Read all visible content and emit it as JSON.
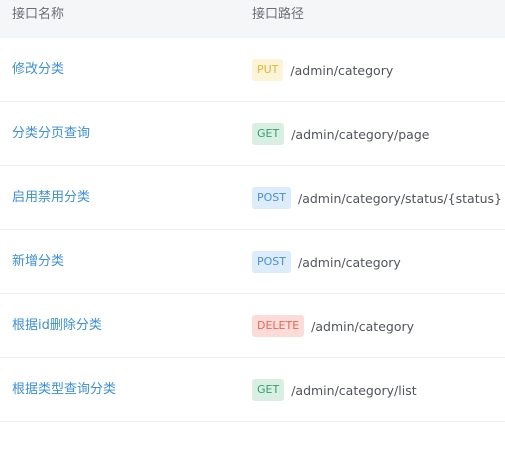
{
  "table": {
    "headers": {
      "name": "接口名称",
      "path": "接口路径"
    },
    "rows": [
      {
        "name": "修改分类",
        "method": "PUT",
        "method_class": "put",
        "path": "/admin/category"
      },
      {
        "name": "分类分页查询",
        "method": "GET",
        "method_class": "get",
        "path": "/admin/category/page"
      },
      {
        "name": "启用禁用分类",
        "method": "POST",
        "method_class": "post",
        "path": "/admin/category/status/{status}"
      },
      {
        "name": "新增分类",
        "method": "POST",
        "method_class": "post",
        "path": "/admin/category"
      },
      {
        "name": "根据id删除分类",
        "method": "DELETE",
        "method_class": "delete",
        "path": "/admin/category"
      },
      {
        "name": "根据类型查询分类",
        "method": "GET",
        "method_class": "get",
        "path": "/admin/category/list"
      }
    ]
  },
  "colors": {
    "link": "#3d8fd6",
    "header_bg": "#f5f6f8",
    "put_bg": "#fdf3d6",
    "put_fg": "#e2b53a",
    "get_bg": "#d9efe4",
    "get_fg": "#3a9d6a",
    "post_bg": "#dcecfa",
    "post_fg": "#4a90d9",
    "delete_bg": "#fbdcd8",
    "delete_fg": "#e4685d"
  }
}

What to produce
Transcribe the material as is, with images omitted.

Full solution
Read all visible content and emit it as JSON.
{
  "table": {
    "headers": {
      "name": "接口名称",
      "path": "接口路径"
    },
    "rows": [
      {
        "name": "修改分类",
        "method": "PUT",
        "method_class": "put",
        "path": "/admin/category"
      },
      {
        "name": "分类分页查询",
        "method": "GET",
        "method_class": "get",
        "path": "/admin/category/page"
      },
      {
        "name": "启用禁用分类",
        "method": "POST",
        "method_class": "post",
        "path": "/admin/category/status/{status}"
      },
      {
        "name": "新增分类",
        "method": "POST",
        "method_class": "post",
        "path": "/admin/category"
      },
      {
        "name": "根据id删除分类",
        "method": "DELETE",
        "method_class": "delete",
        "path": "/admin/category"
      },
      {
        "name": "根据类型查询分类",
        "method": "GET",
        "method_class": "get",
        "path": "/admin/category/list"
      }
    ]
  },
  "colors": {
    "link": "#3d8fd6",
    "header_bg": "#f5f6f8",
    "put_bg": "#fdf3d6",
    "put_fg": "#e2b53a",
    "get_bg": "#d9efe4",
    "get_fg": "#3a9d6a",
    "post_bg": "#dcecfa",
    "post_fg": "#4a90d9",
    "delete_bg": "#fbdcd8",
    "delete_fg": "#e4685d"
  }
}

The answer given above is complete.